§ What to do: Extract the text of every entry below exactly; leave images out.

§ Input material:

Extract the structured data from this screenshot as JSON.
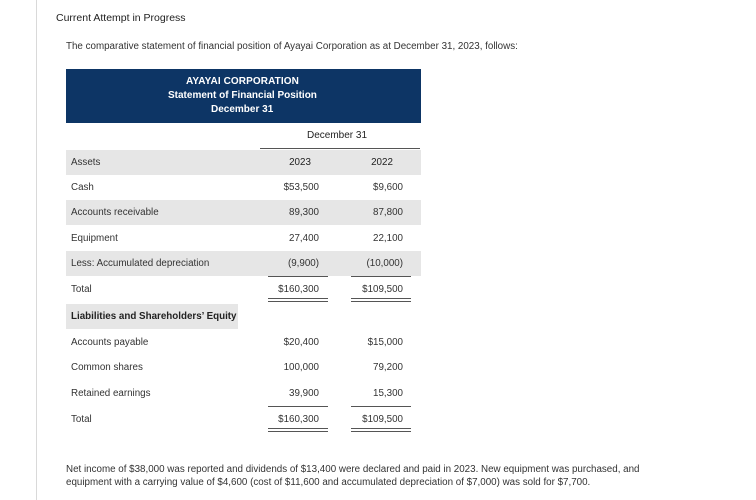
{
  "attempt_label": "Current Attempt in Progress",
  "intro": "The comparative statement of financial position of Ayayai Corporation as at December 31, 2023, follows:",
  "statement": {
    "company": "AYAYAI CORPORATION",
    "name": "Statement of Financial Position",
    "date": "December 31"
  },
  "table": {
    "group_header": "December 31",
    "assets_label": "Assets",
    "col_2023": "2023",
    "col_2022": "2022",
    "asset_rows": [
      {
        "label": "Cash",
        "y2023": "$53,500",
        "y2022": "$9,600"
      },
      {
        "label": "Accounts receivable",
        "y2023": "89,300",
        "y2022": "87,800"
      },
      {
        "label": "Equipment",
        "y2023": "27,400",
        "y2022": "22,100"
      },
      {
        "label": "Less: Accumulated depreciation",
        "y2023": "(9,900)",
        "y2022": "(10,000)"
      }
    ],
    "assets_total": {
      "label": "Total",
      "y2023": "$160,300",
      "y2022": "$109,500"
    },
    "liab_label": "Liabilities and Shareholders’ Equity",
    "liab_rows": [
      {
        "label": "Accounts payable",
        "y2023": "$20,400",
        "y2022": "$15,000"
      },
      {
        "label": "Common shares",
        "y2023": "100,000",
        "y2022": "79,200"
      },
      {
        "label": "Retained earnings",
        "y2023": "39,900",
        "y2022": "15,300"
      }
    ],
    "liab_total": {
      "label": "Total",
      "y2023": "$160,300",
      "y2022": "$109,500"
    }
  },
  "note": "Net income of $38,000 was reported and dividends of $13,400 were declared and paid in 2023. New equipment was purchased, and equipment with a carrying value of $4,600 (cost of $11,600 and accumulated depreciation of $7,000) was sold for $7,700."
}
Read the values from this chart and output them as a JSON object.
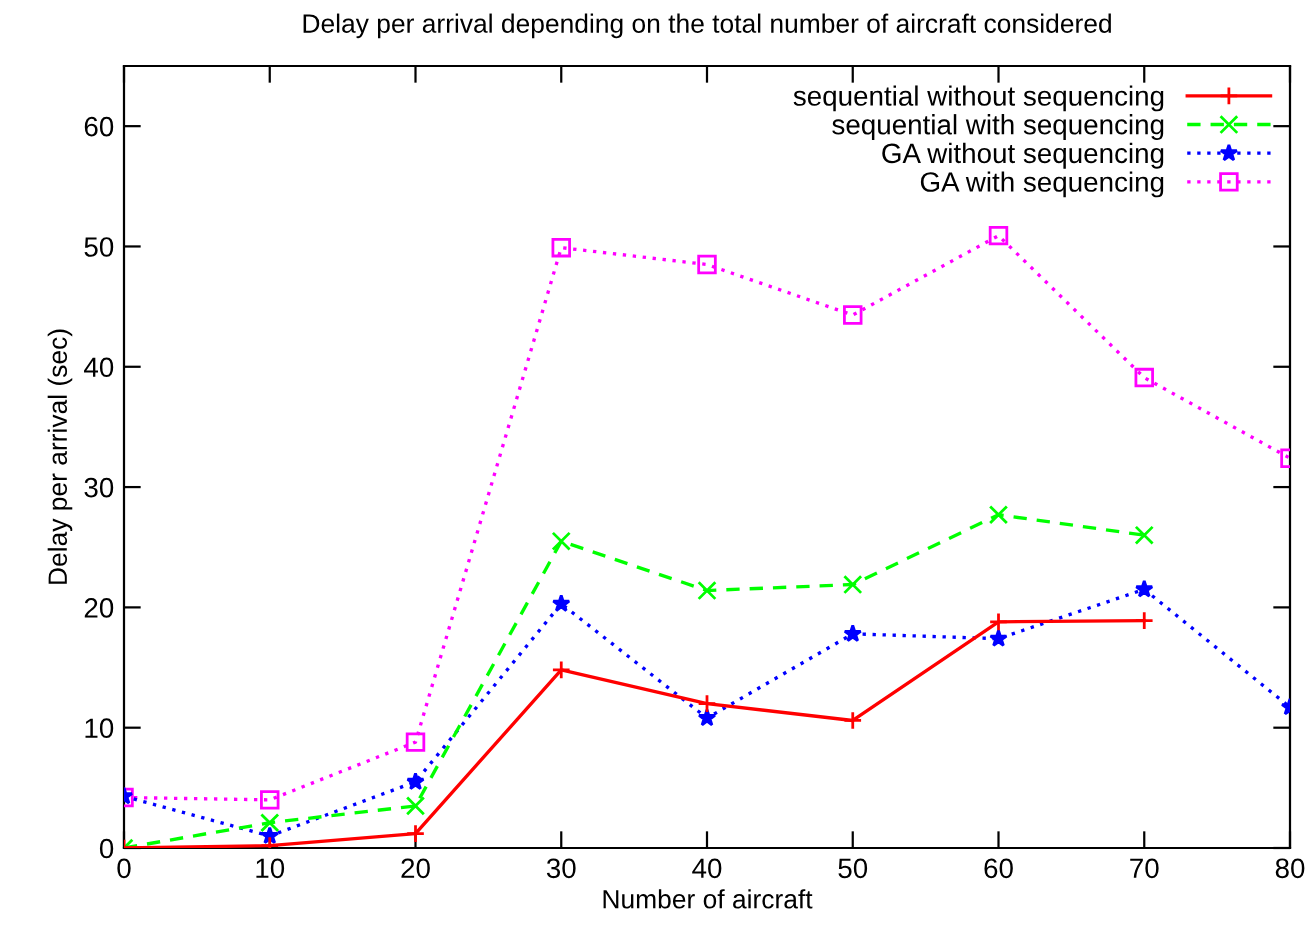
{
  "chart_data": {
    "type": "line",
    "title": "Delay per arrival depending on the total number of aircraft considered",
    "xlabel": "Number of aircraft",
    "ylabel": "Delay per arrival (sec)",
    "x": [
      0,
      10,
      20,
      30,
      40,
      50,
      60,
      70,
      80
    ],
    "series": [
      {
        "name": "sequential without sequencing",
        "color": "#ff0000",
        "marker": "plus",
        "line_style": "solid",
        "values": [
          0,
          0.2,
          1.2,
          14.8,
          12.0,
          10.6,
          18.8,
          18.9,
          null
        ]
      },
      {
        "name": "sequential with sequencing",
        "color": "#00ff00",
        "marker": "cross",
        "line_style": "dashed",
        "values": [
          0,
          2.1,
          3.5,
          25.5,
          21.4,
          21.9,
          27.7,
          26.0,
          null
        ]
      },
      {
        "name": "GA without sequencing",
        "color": "#0000ff",
        "marker": "star",
        "line_style": "dotted",
        "values": [
          4.3,
          1.0,
          5.5,
          20.3,
          10.8,
          17.8,
          17.4,
          21.5,
          11.7
        ]
      },
      {
        "name": "GA with sequencing",
        "color": "#ff00ff",
        "marker": "square",
        "line_style": "dotted",
        "values": [
          4.2,
          4.0,
          8.8,
          49.9,
          48.5,
          44.3,
          50.9,
          39.1,
          32.4
        ]
      }
    ],
    "xlim": [
      0,
      80
    ],
    "ylim": [
      0,
      65
    ],
    "xticks": [
      0,
      10,
      20,
      30,
      40,
      50,
      60,
      70,
      80
    ],
    "yticks": [
      0,
      10,
      20,
      30,
      40,
      50,
      60
    ],
    "grid": false,
    "legend": "top right"
  }
}
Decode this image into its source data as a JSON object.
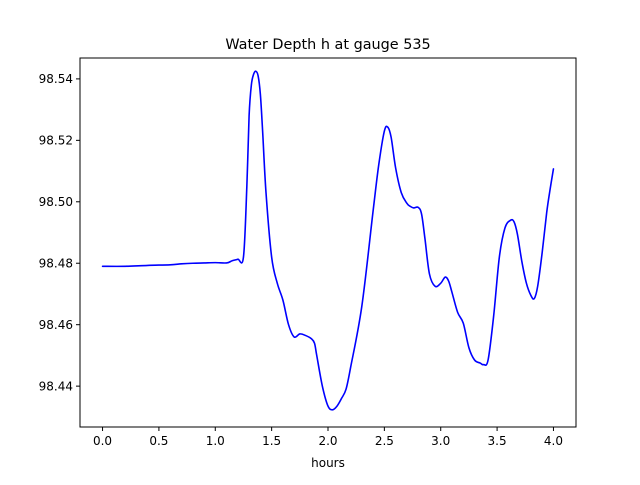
{
  "chart_data": {
    "type": "line",
    "title": "Water Depth h at gauge 535",
    "xlabel": "hours",
    "ylabel": "",
    "xlim": [
      -0.2,
      4.2
    ],
    "ylim": [
      98.4267,
      98.5468
    ],
    "xticks": [
      0.0,
      0.5,
      1.0,
      1.5,
      2.0,
      2.5,
      3.0,
      3.5,
      4.0
    ],
    "xtick_labels": [
      "0.0",
      "0.5",
      "1.0",
      "1.5",
      "2.0",
      "2.5",
      "3.0",
      "3.5",
      "4.0"
    ],
    "yticks": [
      98.44,
      98.46,
      98.48,
      98.5,
      98.52,
      98.54
    ],
    "ytick_labels": [
      "98.44",
      "98.46",
      "98.48",
      "98.50",
      "98.52",
      "98.54"
    ],
    "grid": false,
    "series": [
      {
        "name": "h",
        "color": "#0000ff",
        "x": [
          0.0,
          0.2,
          0.4,
          0.6,
          0.7,
          0.8,
          0.9,
          1.0,
          1.1,
          1.15,
          1.2,
          1.25,
          1.28,
          1.3,
          1.32,
          1.34,
          1.36,
          1.38,
          1.4,
          1.42,
          1.45,
          1.5,
          1.55,
          1.6,
          1.65,
          1.7,
          1.75,
          1.8,
          1.85,
          1.88,
          1.9,
          1.95,
          2.0,
          2.04,
          2.08,
          2.12,
          2.16,
          2.2,
          2.3,
          2.4,
          2.45,
          2.5,
          2.53,
          2.56,
          2.6,
          2.65,
          2.7,
          2.73,
          2.76,
          2.8,
          2.83,
          2.86,
          2.9,
          2.95,
          3.0,
          3.04,
          3.07,
          3.1,
          3.15,
          3.2,
          3.25,
          3.3,
          3.35,
          3.38,
          3.42,
          3.47,
          3.52,
          3.57,
          3.62,
          3.65,
          3.68,
          3.72,
          3.76,
          3.8,
          3.83,
          3.86,
          3.9,
          3.94,
          3.97,
          4.0
        ],
        "y": [
          98.479,
          98.479,
          98.4793,
          98.4795,
          98.4798,
          98.48,
          98.4801,
          98.4802,
          98.4801,
          98.4808,
          98.4813,
          98.482,
          98.505,
          98.528,
          98.538,
          98.5415,
          98.5425,
          98.541,
          98.535,
          98.523,
          98.503,
          98.482,
          98.4735,
          98.468,
          98.46,
          98.456,
          98.457,
          98.4565,
          98.4555,
          98.454,
          98.45,
          98.44,
          98.4335,
          98.4323,
          98.4335,
          98.436,
          98.439,
          98.446,
          98.466,
          98.497,
          98.512,
          98.523,
          98.5243,
          98.521,
          98.511,
          98.503,
          98.4995,
          98.4985,
          98.498,
          98.4982,
          98.496,
          98.488,
          98.4765,
          98.4725,
          98.4735,
          98.4755,
          98.4742,
          98.4705,
          98.464,
          98.4605,
          98.4525,
          98.4485,
          98.4475,
          98.447,
          98.4485,
          98.463,
          98.482,
          98.4915,
          98.494,
          98.4935,
          98.4895,
          98.4805,
          98.4735,
          98.4695,
          98.4685,
          98.4725,
          98.4835,
          98.4965,
          98.504,
          98.5107
        ]
      }
    ]
  }
}
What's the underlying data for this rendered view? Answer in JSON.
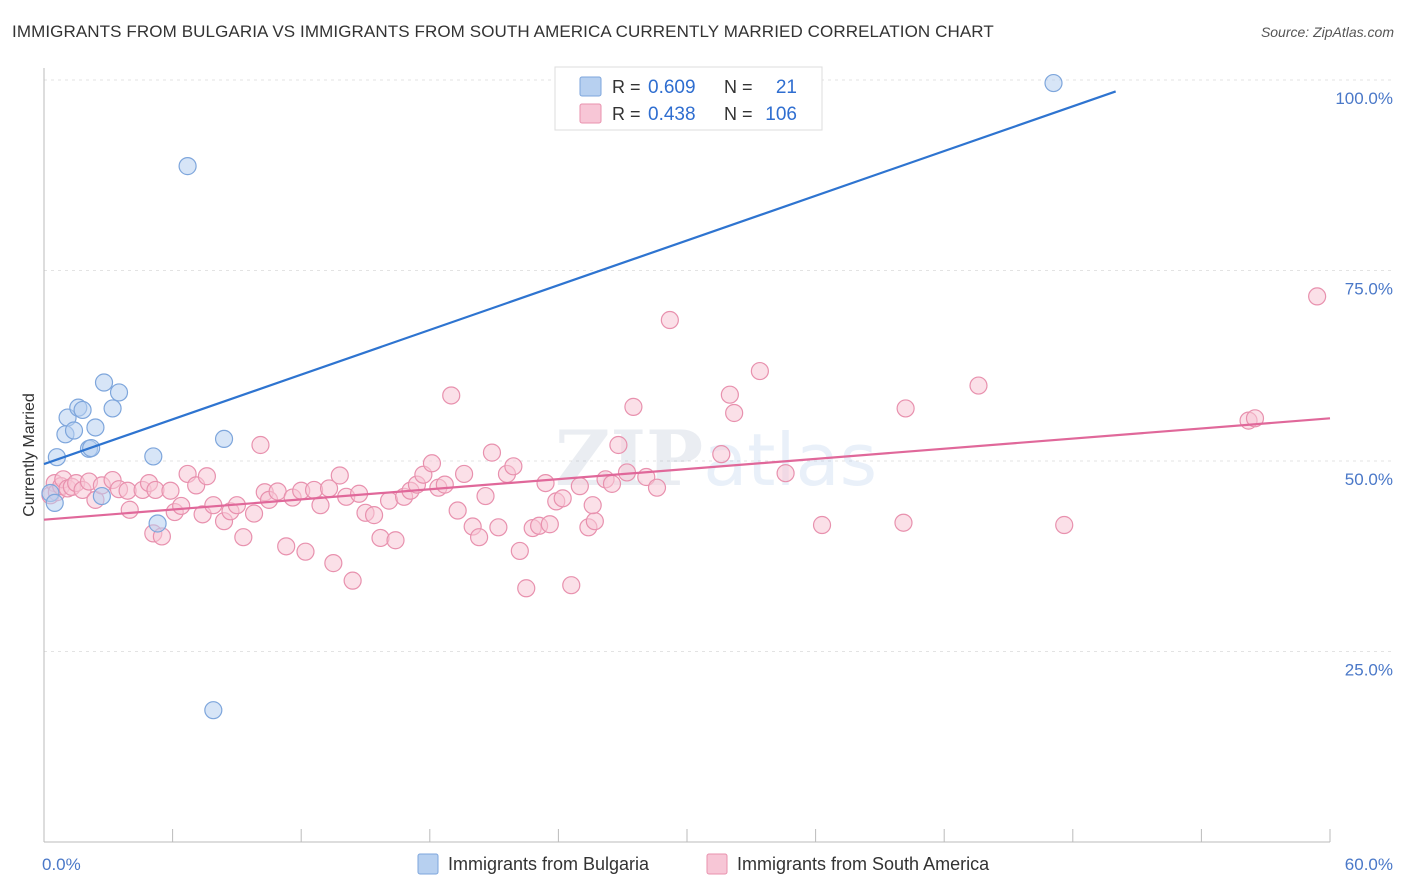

§ Reply to the exercise:
Extract the structured data from this screenshot as JSON.
{
  "attempt_label": "Current Attempt in Progress",
  "intro": "The comparative statement of financial position of Ayayai Corporation as at December 31, 2023, follows:",
  "statement": {
    "company": "AYAYAI CORPORATION",
    "name": "Statement of Financial Position",
    "date": "December 31"
  },
  "table": {
    "group_header": "December 31",
    "assets_label": "Assets",
    "col_2023": "2023",
    "col_2022": "2022",
    "asset_rows": [
      {
        "label": "Cash",
        "y2023": "$53,500",
        "y2022": "$9,600"
      },
      {
        "label": "Accounts receivable",
        "y2023": "89,300",
        "y2022": "87,800"
      },
      {
        "label": "Equipment",
        "y2023": "27,400",
        "y2022": "22,100"
      },
      {
        "label": "Less: Accumulated depreciation",
        "y2023": "(9,900)",
        "y2022": "(10,000)"
      }
    ],
    "assets_total": {
      "label": "Total",
      "y2023": "$160,300",
      "y2022": "$109,500"
    },
    "liab_label": "Liabilities and Shareholders’ Equity",
    "liab_rows": [
      {
        "label": "Accounts payable",
        "y2023": "$20,400",
        "y2022": "$15,000"
      },
      {
        "label": "Common shares",
        "y2023": "100,000",
        "y2022": "79,200"
      },
      {
        "label": "Retained earnings",
        "y2023": "39,900",
        "y2022": "15,300"
      }
    ],
    "liab_total": {
      "label": "Total",
      "y2023": "$160,300",
      "y2022": "$109,500"
    }
  },
  "note": "Net income of $38,000 was reported and dividends of $13,400 were declared and paid in 2023. New equipment was purchased, and equipment with a carrying value of $4,600 (cost of $11,600 and accumulated depreciation of $7,000) was sold for $7,700."
}
Read the values from this chart and output them as a JSON object.
{
  "chart_data": {
    "type": "line",
    "title": "Delay per arrival depending on the total number of aircraft considered",
    "xlabel": "Number of aircraft",
    "ylabel": "Delay per arrival (sec)",
    "x": [
      0,
      10,
      20,
      30,
      40,
      50,
      60,
      70,
      80
    ],
    "series": [
      {
        "name": "sequential without sequencing",
        "color": "#ff0000",
        "marker": "plus",
        "line_style": "solid",
        "values": [
          0,
          0.2,
          1.2,
          14.8,
          12.0,
          10.6,
          18.8,
          18.9,
          null
        ]
      },
      {
        "name": "sequential with sequencing",
        "color": "#00ff00",
        "marker": "cross",
        "line_style": "dashed",
        "values": [
          0,
          2.1,
          3.5,
          25.5,
          21.4,
          21.9,
          27.7,
          26.0,
          null
        ]
      },
      {
        "name": "GA without sequencing",
        "color": "#0000ff",
        "marker": "star",
        "line_style": "dotted",
        "values": [
          4.3,
          1.0,
          5.5,
          20.3,
          10.8,
          17.8,
          17.4,
          21.5,
          11.7
        ]
      },
      {
        "name": "GA with sequencing",
        "color": "#ff00ff",
        "marker": "square",
        "line_style": "dotted",
        "values": [
          4.2,
          4.0,
          8.8,
          49.9,
          48.5,
          44.3,
          50.9,
          39.1,
          32.4
        ]
      }
    ],
    "xlim": [
      0,
      80
    ],
    "ylim": [
      0,
      65
    ],
    "xticks": [
      0,
      10,
      20,
      30,
      40,
      50,
      60,
      70,
      80
    ],
    "yticks": [
      0,
      10,
      20,
      30,
      40,
      50,
      60
    ],
    "grid": false,
    "legend": "top right"
  }
}
Decode this image into its source data as a JSON object.
{
  "chart_data": {
    "type": "line",
    "title": "Water Depth h at gauge 535",
    "xlabel": "hours",
    "ylabel": "",
    "xlim": [
      -0.2,
      4.2
    ],
    "ylim": [
      98.4267,
      98.5468
    ],
    "xticks": [
      0.0,
      0.5,
      1.0,
      1.5,
      2.0,
      2.5,
      3.0,
      3.5,
      4.0
    ],
    "xtick_labels": [
      "0.0",
      "0.5",
      "1.0",
      "1.5",
      "2.0",
      "2.5",
      "3.0",
      "3.5",
      "4.0"
    ],
    "yticks": [
      98.44,
      98.46,
      98.48,
      98.5,
      98.52,
      98.54
    ],
    "ytick_labels": [
      "98.44",
      "98.46",
      "98.48",
      "98.50",
      "98.52",
      "98.54"
    ],
    "grid": false,
    "series": [
      {
        "name": "h",
        "color": "#0000ff",
        "x": [
          0.0,
          0.2,
          0.4,
          0.6,
          0.7,
          0.8,
          0.9,
          1.0,
          1.1,
          1.15,
          1.2,
          1.25,
          1.28,
          1.3,
          1.32,
          1.34,
          1.36,
          1.38,
          1.4,
          1.42,
          1.45,
          1.5,
          1.55,
          1.6,
          1.65,
          1.7,
          1.75,
          1.8,
          1.85,
          1.88,
          1.9,
          1.95,
          2.0,
          2.04,
          2.08,
          2.12,
          2.16,
          2.2,
          2.3,
          2.4,
          2.45,
          2.5,
          2.53,
          2.56,
          2.6,
          2.65,
          2.7,
          2.73,
          2.76,
          2.8,
          2.83,
          2.86,
          2.9,
          2.95,
          3.0,
          3.04,
          3.07,
          3.1,
          3.15,
          3.2,
          3.25,
          3.3,
          3.35,
          3.38,
          3.42,
          3.47,
          3.52,
          3.57,
          3.62,
          3.65,
          3.68,
          3.72,
          3.76,
          3.8,
          3.83,
          3.86,
          3.9,
          3.94,
          3.97,
          4.0
        ],
        "y": [
          98.479,
          98.479,
          98.4793,
          98.4795,
          98.4798,
          98.48,
          98.4801,
          98.4802,
          98.4801,
          98.4808,
          98.4813,
          98.482,
          98.505,
          98.528,
          98.538,
          98.5415,
          98.5425,
          98.541,
          98.535,
          98.523,
          98.503,
          98.482,
          98.4735,
          98.468,
          98.46,
          98.456,
          98.457,
          98.4565,
          98.4555,
          98.454,
          98.45,
          98.44,
          98.4335,
          98.4323,
          98.4335,
          98.436,
          98.439,
          98.446,
          98.466,
          98.497,
          98.512,
          98.523,
          98.5243,
          98.521,
          98.511,
          98.503,
          98.4995,
          98.4985,
          98.498,
          98.4982,
          98.496,
          98.488,
          98.4765,
          98.4725,
          98.4735,
          98.4755,
          98.4742,
          98.4705,
          98.464,
          98.4605,
          98.4525,
          98.4485,
          98.4475,
          98.447,
          98.4485,
          98.463,
          98.482,
          98.4915,
          98.494,
          98.4935,
          98.4895,
          98.4805,
          98.4735,
          98.4695,
          98.4685,
          98.4725,
          98.4835,
          98.4965,
          98.504,
          98.5107
        ]
      }
    ]
  }
}
What's the underlying data for this rendered view? Answer in JSON.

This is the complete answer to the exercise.